- YOUR INSTRUCTIONS -
Return the full material exactly.

--- begin SUPPLIED ENTRIES ---

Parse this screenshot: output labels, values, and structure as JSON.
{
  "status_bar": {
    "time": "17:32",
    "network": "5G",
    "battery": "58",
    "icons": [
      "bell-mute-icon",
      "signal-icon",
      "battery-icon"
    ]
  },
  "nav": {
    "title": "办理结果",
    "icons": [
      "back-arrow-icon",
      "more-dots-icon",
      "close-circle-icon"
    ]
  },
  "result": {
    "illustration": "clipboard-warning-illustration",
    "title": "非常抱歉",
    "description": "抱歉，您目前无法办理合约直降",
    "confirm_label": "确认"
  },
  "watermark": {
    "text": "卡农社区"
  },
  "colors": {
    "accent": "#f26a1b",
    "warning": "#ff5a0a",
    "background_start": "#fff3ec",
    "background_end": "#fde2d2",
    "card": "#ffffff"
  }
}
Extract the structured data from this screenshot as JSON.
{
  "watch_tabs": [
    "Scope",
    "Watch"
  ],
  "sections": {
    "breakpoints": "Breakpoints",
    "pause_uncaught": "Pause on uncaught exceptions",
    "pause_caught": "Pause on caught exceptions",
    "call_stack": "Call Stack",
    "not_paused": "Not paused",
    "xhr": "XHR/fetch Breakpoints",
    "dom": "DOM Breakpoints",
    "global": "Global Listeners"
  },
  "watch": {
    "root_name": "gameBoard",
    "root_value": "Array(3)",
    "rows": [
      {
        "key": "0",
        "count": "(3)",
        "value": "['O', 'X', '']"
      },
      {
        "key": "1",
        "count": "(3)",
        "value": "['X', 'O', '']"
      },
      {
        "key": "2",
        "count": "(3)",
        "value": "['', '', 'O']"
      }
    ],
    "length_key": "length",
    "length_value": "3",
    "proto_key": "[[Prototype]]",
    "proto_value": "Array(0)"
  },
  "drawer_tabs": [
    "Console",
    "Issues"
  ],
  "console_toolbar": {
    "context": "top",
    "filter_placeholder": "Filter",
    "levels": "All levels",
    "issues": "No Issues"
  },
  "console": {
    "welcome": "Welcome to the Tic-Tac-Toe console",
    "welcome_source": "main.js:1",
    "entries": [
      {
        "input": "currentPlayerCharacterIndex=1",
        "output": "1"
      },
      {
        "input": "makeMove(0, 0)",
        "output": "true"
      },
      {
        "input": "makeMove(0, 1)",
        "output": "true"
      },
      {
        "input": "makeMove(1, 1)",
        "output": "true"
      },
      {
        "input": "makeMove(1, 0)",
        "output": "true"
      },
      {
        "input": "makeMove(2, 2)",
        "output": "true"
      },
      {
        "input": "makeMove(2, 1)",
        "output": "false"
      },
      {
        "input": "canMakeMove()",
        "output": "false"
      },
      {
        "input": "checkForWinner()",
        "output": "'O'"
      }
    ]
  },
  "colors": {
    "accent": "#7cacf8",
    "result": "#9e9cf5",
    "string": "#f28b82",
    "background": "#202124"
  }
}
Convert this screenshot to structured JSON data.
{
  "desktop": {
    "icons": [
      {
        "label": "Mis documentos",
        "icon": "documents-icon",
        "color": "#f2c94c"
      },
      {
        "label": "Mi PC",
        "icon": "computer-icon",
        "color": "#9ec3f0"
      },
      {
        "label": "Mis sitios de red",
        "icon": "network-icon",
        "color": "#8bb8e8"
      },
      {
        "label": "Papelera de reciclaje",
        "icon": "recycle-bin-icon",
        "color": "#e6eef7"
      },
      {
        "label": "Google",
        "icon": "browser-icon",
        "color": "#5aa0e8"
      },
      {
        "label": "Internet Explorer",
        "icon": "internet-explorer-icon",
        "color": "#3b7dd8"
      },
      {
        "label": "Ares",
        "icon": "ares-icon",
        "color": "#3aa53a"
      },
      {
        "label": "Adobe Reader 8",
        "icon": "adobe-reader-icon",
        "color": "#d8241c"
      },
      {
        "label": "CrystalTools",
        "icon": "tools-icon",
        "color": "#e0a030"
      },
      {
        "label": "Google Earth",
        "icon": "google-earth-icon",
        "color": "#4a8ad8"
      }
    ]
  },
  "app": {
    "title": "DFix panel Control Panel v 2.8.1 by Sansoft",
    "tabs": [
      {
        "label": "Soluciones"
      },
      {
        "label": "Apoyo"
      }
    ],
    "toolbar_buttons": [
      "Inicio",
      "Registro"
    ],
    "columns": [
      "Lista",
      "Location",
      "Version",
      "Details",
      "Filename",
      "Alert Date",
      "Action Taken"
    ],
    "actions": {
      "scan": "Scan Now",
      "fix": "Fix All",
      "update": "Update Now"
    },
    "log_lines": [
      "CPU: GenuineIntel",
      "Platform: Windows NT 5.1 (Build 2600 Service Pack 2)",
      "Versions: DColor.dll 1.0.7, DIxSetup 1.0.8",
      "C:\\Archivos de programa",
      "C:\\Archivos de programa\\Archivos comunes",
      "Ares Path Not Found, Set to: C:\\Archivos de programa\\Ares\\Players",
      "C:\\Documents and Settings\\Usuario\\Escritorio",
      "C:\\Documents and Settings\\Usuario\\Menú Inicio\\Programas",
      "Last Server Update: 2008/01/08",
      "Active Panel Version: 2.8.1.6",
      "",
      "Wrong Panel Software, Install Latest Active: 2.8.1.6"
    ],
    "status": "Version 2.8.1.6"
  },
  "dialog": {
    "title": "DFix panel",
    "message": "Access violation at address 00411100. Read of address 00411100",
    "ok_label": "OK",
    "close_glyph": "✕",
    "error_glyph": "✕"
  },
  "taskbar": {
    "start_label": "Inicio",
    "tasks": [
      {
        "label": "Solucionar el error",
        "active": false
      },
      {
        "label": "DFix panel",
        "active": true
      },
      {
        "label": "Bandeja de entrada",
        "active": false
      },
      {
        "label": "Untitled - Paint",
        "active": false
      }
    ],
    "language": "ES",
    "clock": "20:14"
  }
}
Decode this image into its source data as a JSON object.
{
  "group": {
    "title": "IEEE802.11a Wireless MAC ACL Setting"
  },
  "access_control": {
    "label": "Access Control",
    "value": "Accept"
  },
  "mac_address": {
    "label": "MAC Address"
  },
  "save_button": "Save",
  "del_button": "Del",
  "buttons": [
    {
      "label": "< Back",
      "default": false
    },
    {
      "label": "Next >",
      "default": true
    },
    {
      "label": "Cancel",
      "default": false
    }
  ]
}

--- end SUPPLIED ENTRIES ---

- TASK ANSWER -
Parse this screenshot: output labels, values, and structure as JSON.
{
  "status_bar": {
    "time": "17:32",
    "network": "5G",
    "battery": "58",
    "icons": [
      "bell-mute-icon",
      "signal-icon",
      "battery-icon"
    ]
  },
  "nav": {
    "title": "办理结果",
    "icons": [
      "back-arrow-icon",
      "more-dots-icon",
      "close-circle-icon"
    ]
  },
  "result": {
    "illustration": "clipboard-warning-illustration",
    "title": "非常抱歉",
    "description": "抱歉，您目前无法办理合约直降",
    "confirm_label": "确认"
  },
  "watermark": {
    "text": "卡农社区"
  },
  "colors": {
    "accent": "#f26a1b",
    "warning": "#ff5a0a",
    "background_start": "#fff3ec",
    "background_end": "#fde2d2",
    "card": "#ffffff"
  }
}
Extract the structured data from this screenshot as JSON.
{
  "watch_tabs": [
    "Scope",
    "Watch"
  ],
  "sections": {
    "breakpoints": "Breakpoints",
    "pause_uncaught": "Pause on uncaught exceptions",
    "pause_caught": "Pause on caught exceptions",
    "call_stack": "Call Stack",
    "not_paused": "Not paused",
    "xhr": "XHR/fetch Breakpoints",
    "dom": "DOM Breakpoints",
    "global": "Global Listeners"
  },
  "watch": {
    "root_name": "gameBoard",
    "root_value": "Array(3)",
    "rows": [
      {
        "key": "0",
        "count": "(3)",
        "value": "['O', 'X', '']"
      },
      {
        "key": "1",
        "count": "(3)",
        "value": "['X', 'O', '']"
      },
      {
        "key": "2",
        "count": "(3)",
        "value": "['', '', 'O']"
      }
    ],
    "length_key": "length",
    "length_value": "3",
    "proto_key": "[[Prototype]]",
    "proto_value": "Array(0)"
  },
  "drawer_tabs": [
    "Console",
    "Issues"
  ],
  "console_toolbar": {
    "context": "top",
    "filter_placeholder": "Filter",
    "levels": "All levels",
    "issues": "No Issues"
  },
  "console": {
    "welcome": "Welcome to the Tic-Tac-Toe console",
    "welcome_source": "main.js:1",
    "entries": [
      {
        "input": "currentPlayerCharacterIndex=1",
        "output": "1"
      },
      {
        "input": "makeMove(0, 0)",
        "output": "true"
      },
      {
        "input": "makeMove(0, 1)",
        "output": "true"
      },
      {
        "input": "makeMove(1, 1)",
        "output": "true"
      },
      {
        "input": "makeMove(1, 0)",
        "output": "true"
      },
      {
        "input": "makeMove(2, 2)",
        "output": "true"
      },
      {
        "input": "makeMove(2, 1)",
        "output": "false"
      },
      {
        "input": "canMakeMove()",
        "output": "false"
      },
      {
        "input": "checkForWinner()",
        "output": "'O'"
      }
    ]
  },
  "colors": {
    "accent": "#7cacf8",
    "result": "#9e9cf5",
    "string": "#f28b82",
    "background": "#202124"
  }
}
Convert this screenshot to structured JSON data.
{
  "desktop": {
    "icons": [
      {
        "label": "Mis documentos",
        "icon": "documents-icon",
        "color": "#f2c94c"
      },
      {
        "label": "Mi PC",
        "icon": "computer-icon",
        "color": "#9ec3f0"
      },
      {
        "label": "Mis sitios de red",
        "icon": "network-icon",
        "color": "#8bb8e8"
      },
      {
        "label": "Papelera de reciclaje",
        "icon": "recycle-bin-icon",
        "color": "#e6eef7"
      },
      {
        "label": "Google",
        "icon": "browser-icon",
        "color": "#5aa0e8"
      },
      {
        "label": "Internet Explorer",
        "icon": "internet-explorer-icon",
        "color": "#3b7dd8"
      },
      {
        "label": "Ares",
        "icon": "ares-icon",
        "color": "#3aa53a"
      },
      {
        "label": "Adobe Reader 8",
        "icon": "adobe-reader-icon",
        "color": "#d8241c"
      },
      {
        "label": "CrystalTools",
        "icon": "tools-icon",
        "color": "#e0a030"
      },
      {
        "label": "Google Earth",
        "icon": "google-earth-icon",
        "color": "#4a8ad8"
      }
    ]
  },
  "app": {
    "title": "DFix panel Control Panel v 2.8.1 by Sansoft",
    "tabs": [
      {
        "label": "Soluciones"
      },
      {
        "label": "Apoyo"
      }
    ],
    "toolbar_buttons": [
      "Inicio",
      "Registro"
    ],
    "columns": [
      "Lista",
      "Location",
      "Version",
      "Details",
      "Filename",
      "Alert Date",
      "Action Taken"
    ],
    "actions": {
      "scan": "Scan Now",
      "fix": "Fix All",
      "update": "Update Now"
    },
    "log_lines": [
      "CPU: GenuineIntel",
      "Platform: Windows NT 5.1 (Build 2600 Service Pack 2)",
      "Versions: DColor.dll 1.0.7, DIxSetup 1.0.8",
      "C:\\Archivos de programa",
      "C:\\Archivos de programa\\Archivos comunes",
      "Ares Path Not Found, Set to: C:\\Archivos de programa\\Ares\\Players",
      "C:\\Documents and Settings\\Usuario\\Escritorio",
      "C:\\Documents and Settings\\Usuario\\Menú Inicio\\Programas",
      "Last Server Update: 2008/01/08",
      "Active Panel Version: 2.8.1.6",
      "",
      "Wrong Panel Software, Install Latest Active: 2.8.1.6"
    ],
    "status": "Version 2.8.1.6"
  },
  "dialog": {
    "title": "DFix panel",
    "message": "Access violation at address 00411100. Read of address 00411100",
    "ok_label": "OK",
    "close_glyph": "✕",
    "error_glyph": "✕"
  },
  "taskbar": {
    "start_label": "Inicio",
    "tasks": [
      {
        "label": "Solucionar el error",
        "active": false
      },
      {
        "label": "DFix panel",
        "active": true
      },
      {
        "label": "Bandeja de entrada",
        "active": false
      },
      {
        "label": "Untitled - Paint",
        "active": false
      }
    ],
    "language": "ES",
    "clock": "20:14"
  }
}
Decode this image into its source data as a JSON object.
{
  "group": {
    "title": "IEEE802.11a Wireless MAC ACL Setting"
  },
  "access_control": {
    "label": "Access Control",
    "value": "Accept"
  },
  "mac_address": {
    "label": "MAC Address"
  },
  "save_button": "Save",
  "del_button": "Del",
  "buttons": [
    {
      "label": "< Back",
      "default": false
    },
    {
      "label": "Next >",
      "default": true
    },
    {
      "label": "Cancel",
      "default": false
    }
  ]
}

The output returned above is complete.